> [Challenge]:
Below are the records; collect from them each line containing the string "Polar".

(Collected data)
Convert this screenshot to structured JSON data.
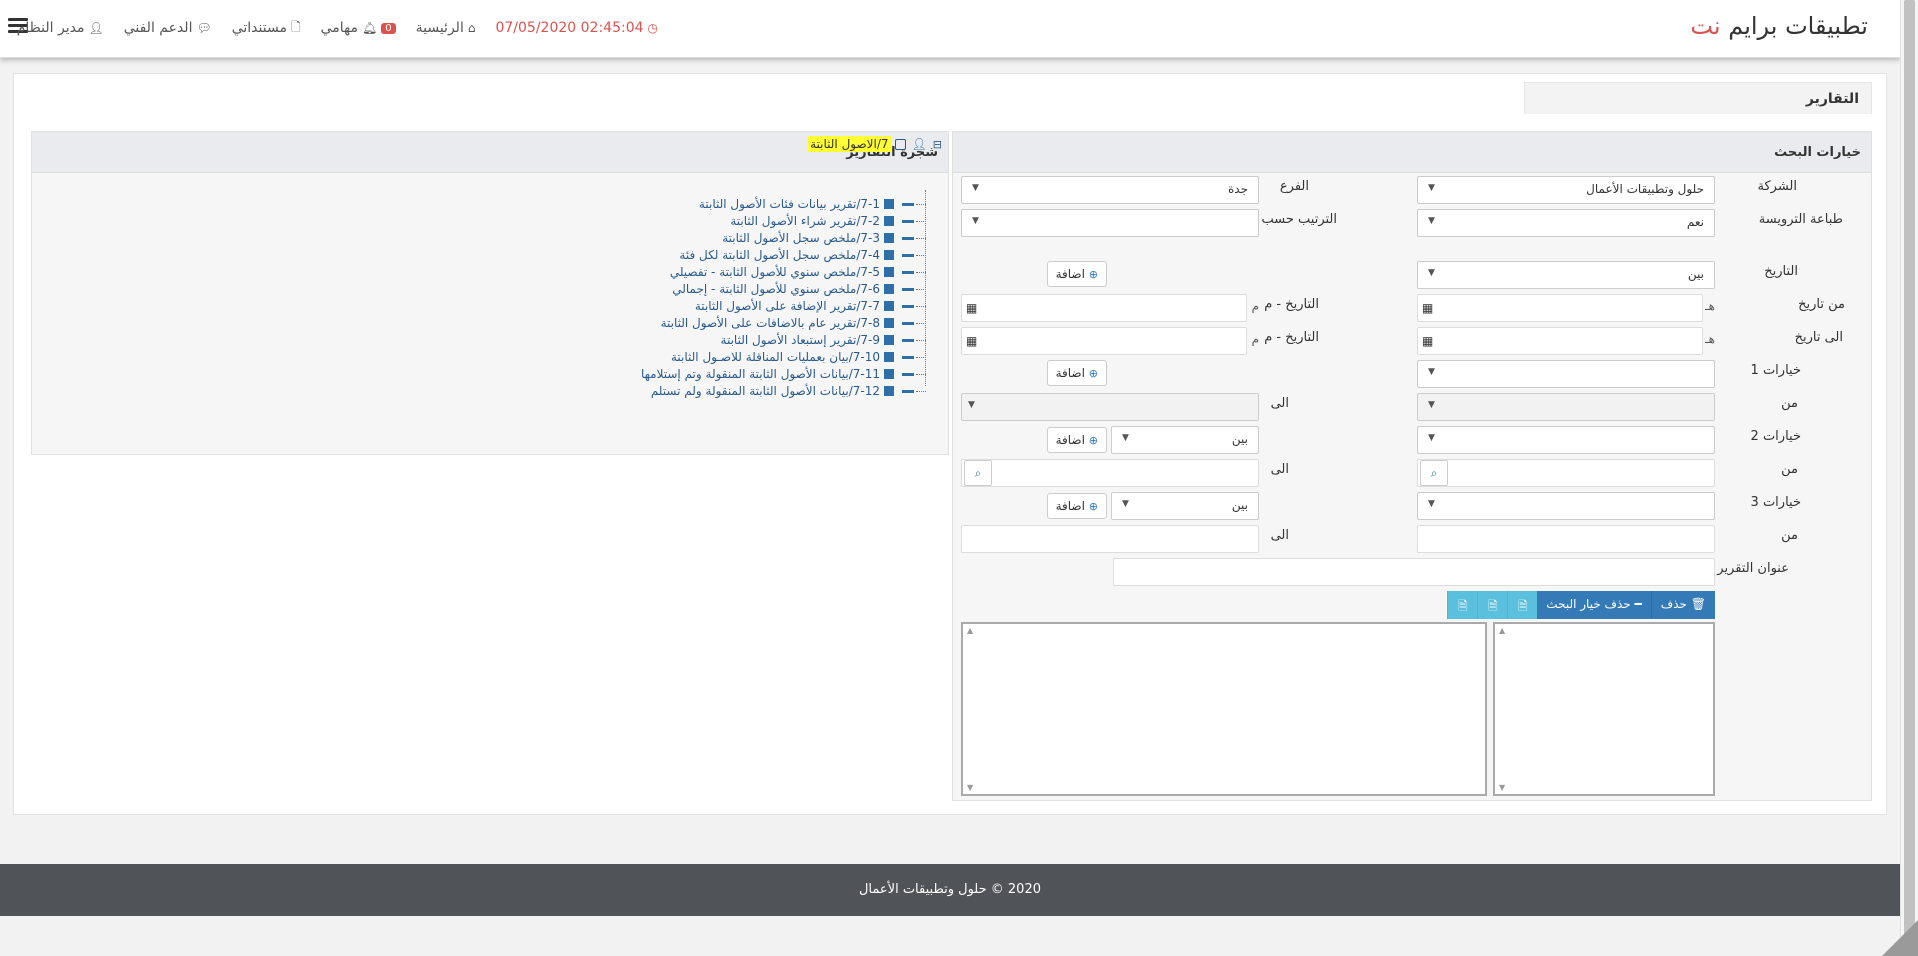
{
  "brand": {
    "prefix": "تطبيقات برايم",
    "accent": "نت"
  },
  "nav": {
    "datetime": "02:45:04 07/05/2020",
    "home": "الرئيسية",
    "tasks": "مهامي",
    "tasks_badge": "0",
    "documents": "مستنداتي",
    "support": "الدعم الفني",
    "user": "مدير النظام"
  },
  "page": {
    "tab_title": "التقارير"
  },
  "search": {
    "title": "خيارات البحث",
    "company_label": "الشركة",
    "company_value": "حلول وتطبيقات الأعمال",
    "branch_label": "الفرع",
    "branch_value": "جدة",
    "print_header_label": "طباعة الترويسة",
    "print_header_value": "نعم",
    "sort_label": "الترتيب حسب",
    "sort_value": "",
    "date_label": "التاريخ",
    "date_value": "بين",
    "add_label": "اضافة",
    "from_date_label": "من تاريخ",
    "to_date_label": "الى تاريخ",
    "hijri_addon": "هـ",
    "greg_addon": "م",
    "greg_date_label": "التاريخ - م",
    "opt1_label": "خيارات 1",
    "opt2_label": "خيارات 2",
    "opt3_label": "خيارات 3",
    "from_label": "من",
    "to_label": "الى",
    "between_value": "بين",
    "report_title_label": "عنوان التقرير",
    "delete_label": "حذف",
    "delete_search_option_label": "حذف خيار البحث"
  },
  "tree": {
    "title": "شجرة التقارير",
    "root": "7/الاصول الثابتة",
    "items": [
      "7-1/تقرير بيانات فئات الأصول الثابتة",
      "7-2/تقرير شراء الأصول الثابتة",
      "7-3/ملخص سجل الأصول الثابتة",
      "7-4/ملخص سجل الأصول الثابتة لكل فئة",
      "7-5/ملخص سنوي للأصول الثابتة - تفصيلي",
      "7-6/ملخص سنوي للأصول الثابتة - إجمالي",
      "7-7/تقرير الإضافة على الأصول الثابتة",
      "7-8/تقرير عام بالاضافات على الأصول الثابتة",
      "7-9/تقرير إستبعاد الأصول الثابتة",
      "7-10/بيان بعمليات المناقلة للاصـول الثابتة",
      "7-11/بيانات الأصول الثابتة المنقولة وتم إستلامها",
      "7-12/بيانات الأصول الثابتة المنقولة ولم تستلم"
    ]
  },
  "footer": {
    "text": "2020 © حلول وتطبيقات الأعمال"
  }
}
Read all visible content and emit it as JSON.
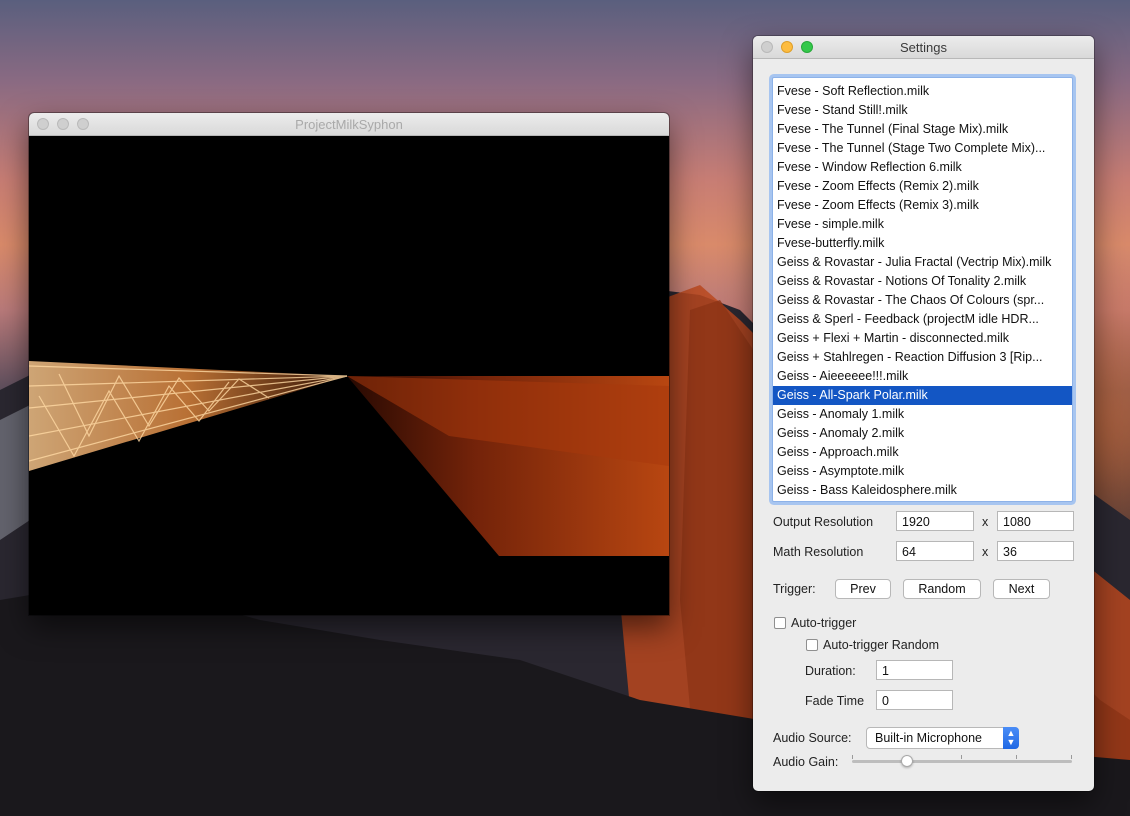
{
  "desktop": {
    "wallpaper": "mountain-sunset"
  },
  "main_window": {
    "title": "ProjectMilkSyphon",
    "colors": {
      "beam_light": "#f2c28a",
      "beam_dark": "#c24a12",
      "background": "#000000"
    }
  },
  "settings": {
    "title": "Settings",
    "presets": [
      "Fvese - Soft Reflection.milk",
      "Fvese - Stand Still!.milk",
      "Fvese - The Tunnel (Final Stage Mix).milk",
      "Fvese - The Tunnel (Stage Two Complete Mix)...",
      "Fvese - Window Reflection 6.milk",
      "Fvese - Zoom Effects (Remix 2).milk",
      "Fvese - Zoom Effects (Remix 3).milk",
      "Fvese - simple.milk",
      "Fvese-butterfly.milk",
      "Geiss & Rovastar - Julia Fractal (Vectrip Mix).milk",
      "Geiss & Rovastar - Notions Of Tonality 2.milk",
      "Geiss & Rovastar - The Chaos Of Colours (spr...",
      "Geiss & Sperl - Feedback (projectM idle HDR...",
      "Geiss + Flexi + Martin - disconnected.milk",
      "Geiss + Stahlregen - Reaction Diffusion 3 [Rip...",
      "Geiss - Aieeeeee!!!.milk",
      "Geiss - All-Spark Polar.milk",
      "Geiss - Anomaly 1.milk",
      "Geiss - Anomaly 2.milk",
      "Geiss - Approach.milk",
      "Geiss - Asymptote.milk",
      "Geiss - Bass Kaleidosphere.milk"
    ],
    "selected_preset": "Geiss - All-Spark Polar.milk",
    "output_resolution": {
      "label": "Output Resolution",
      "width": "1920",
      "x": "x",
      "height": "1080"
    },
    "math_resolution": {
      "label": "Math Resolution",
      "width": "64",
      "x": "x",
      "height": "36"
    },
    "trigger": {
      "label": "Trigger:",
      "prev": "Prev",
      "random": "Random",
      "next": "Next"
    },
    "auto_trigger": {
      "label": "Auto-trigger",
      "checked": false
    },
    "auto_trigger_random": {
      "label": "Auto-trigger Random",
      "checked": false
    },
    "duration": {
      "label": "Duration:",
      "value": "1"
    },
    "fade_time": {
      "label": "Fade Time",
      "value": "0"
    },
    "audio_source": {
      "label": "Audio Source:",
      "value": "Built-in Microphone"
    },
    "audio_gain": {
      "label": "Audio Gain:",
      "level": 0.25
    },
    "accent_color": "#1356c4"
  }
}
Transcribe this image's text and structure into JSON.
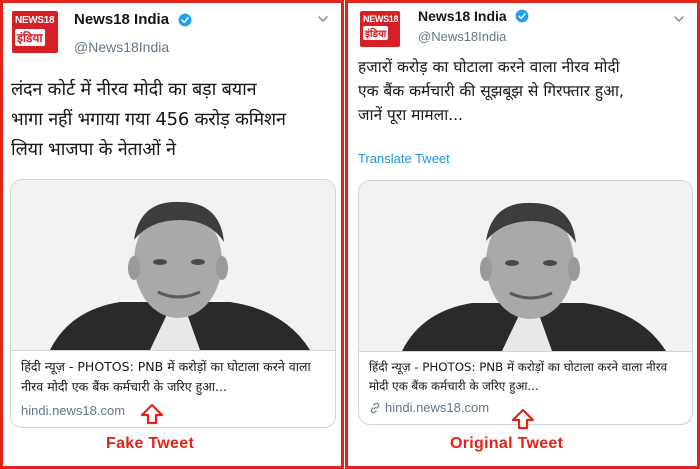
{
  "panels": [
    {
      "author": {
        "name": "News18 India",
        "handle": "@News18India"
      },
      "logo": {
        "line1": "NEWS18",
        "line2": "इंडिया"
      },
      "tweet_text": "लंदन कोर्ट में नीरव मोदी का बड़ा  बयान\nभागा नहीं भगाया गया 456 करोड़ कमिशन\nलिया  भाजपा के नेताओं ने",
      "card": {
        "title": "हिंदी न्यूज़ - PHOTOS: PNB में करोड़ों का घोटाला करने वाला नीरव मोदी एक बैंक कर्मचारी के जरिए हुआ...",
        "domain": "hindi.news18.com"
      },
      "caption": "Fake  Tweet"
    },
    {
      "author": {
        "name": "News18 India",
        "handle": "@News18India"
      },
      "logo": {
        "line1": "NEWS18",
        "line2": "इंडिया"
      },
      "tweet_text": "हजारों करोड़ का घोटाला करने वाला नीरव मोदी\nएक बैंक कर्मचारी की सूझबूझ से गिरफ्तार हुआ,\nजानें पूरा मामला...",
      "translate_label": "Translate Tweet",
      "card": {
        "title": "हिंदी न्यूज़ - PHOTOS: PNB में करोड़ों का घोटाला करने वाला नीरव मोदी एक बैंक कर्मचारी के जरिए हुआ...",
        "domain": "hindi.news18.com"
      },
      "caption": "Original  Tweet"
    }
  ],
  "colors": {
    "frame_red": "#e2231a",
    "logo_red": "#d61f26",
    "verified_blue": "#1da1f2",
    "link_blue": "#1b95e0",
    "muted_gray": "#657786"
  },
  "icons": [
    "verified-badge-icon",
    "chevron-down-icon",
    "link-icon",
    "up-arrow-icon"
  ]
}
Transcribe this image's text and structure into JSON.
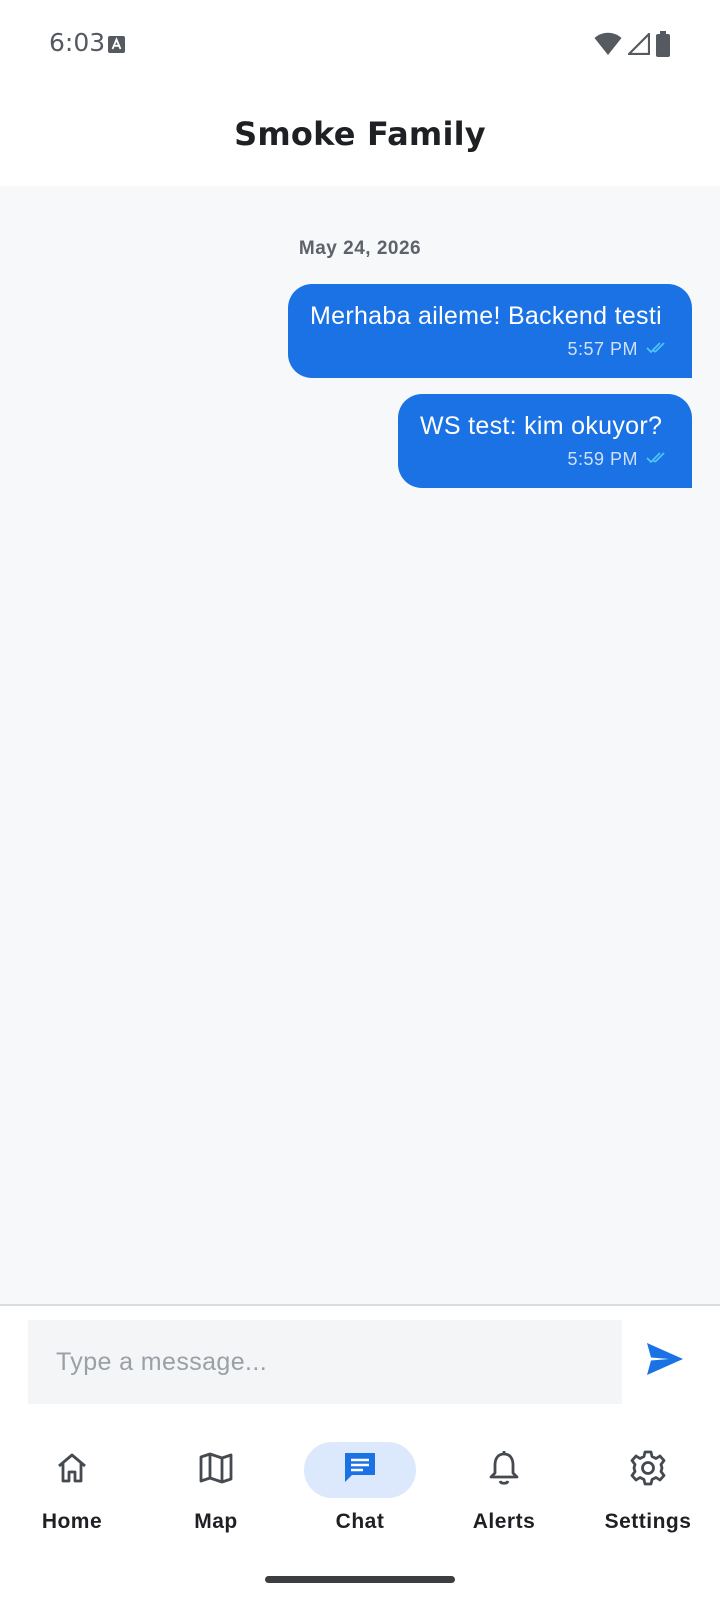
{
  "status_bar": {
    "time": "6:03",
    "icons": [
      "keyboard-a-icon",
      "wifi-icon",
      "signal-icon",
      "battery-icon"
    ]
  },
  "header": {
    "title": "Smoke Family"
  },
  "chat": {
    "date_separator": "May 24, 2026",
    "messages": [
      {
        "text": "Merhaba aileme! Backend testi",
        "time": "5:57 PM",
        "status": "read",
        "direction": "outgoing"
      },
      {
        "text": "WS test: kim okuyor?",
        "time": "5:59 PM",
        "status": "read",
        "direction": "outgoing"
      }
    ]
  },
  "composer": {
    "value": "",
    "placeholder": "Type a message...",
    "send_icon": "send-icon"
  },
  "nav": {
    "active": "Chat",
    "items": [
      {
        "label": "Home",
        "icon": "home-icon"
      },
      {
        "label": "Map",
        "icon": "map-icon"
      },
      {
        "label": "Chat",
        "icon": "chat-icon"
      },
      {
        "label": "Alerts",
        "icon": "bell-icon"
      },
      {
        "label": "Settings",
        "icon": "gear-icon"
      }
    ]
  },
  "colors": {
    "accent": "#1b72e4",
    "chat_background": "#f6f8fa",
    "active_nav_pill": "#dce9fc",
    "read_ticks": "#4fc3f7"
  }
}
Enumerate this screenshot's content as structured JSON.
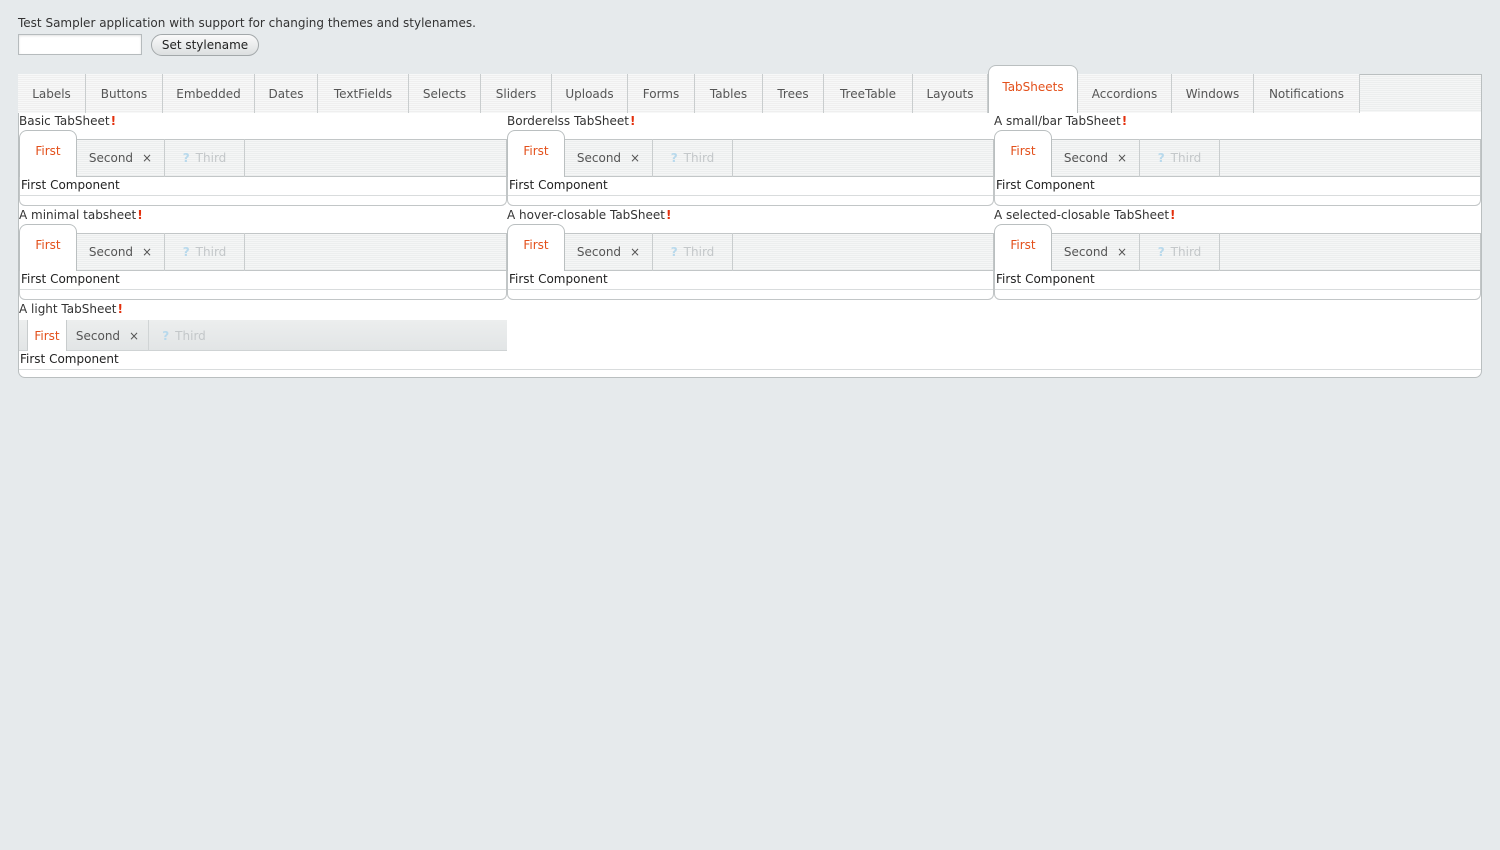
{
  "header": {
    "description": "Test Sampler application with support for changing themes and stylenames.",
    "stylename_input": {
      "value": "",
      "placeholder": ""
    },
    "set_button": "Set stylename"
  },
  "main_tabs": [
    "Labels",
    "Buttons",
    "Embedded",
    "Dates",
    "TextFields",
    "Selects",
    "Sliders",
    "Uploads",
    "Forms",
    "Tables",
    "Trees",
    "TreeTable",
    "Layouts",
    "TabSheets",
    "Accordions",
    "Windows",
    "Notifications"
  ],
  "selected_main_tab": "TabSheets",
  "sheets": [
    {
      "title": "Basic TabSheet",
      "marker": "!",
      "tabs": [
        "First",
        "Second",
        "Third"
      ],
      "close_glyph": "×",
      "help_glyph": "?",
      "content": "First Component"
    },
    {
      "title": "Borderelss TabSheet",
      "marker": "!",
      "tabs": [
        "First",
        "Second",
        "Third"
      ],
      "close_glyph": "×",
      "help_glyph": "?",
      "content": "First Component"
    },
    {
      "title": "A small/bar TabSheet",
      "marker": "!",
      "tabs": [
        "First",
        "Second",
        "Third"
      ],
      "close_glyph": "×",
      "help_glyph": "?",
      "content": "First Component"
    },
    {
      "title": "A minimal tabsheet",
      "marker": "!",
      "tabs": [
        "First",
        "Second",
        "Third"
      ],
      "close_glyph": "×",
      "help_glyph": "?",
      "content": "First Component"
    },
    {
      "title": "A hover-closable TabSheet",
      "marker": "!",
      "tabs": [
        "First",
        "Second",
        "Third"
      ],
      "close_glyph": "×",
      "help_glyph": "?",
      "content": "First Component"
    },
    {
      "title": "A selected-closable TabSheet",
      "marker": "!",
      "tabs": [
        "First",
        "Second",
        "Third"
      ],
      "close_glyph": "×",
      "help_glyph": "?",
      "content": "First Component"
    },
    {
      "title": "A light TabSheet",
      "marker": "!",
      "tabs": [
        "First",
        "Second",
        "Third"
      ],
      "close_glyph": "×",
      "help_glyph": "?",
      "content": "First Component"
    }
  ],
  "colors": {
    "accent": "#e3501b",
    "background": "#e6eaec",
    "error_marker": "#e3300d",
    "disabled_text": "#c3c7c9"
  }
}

> [Solution for this problem]:
      "Geiss - All-Spark Polar.milk",
    "selected_preset": "Geiss - All-Spark Polar.milk",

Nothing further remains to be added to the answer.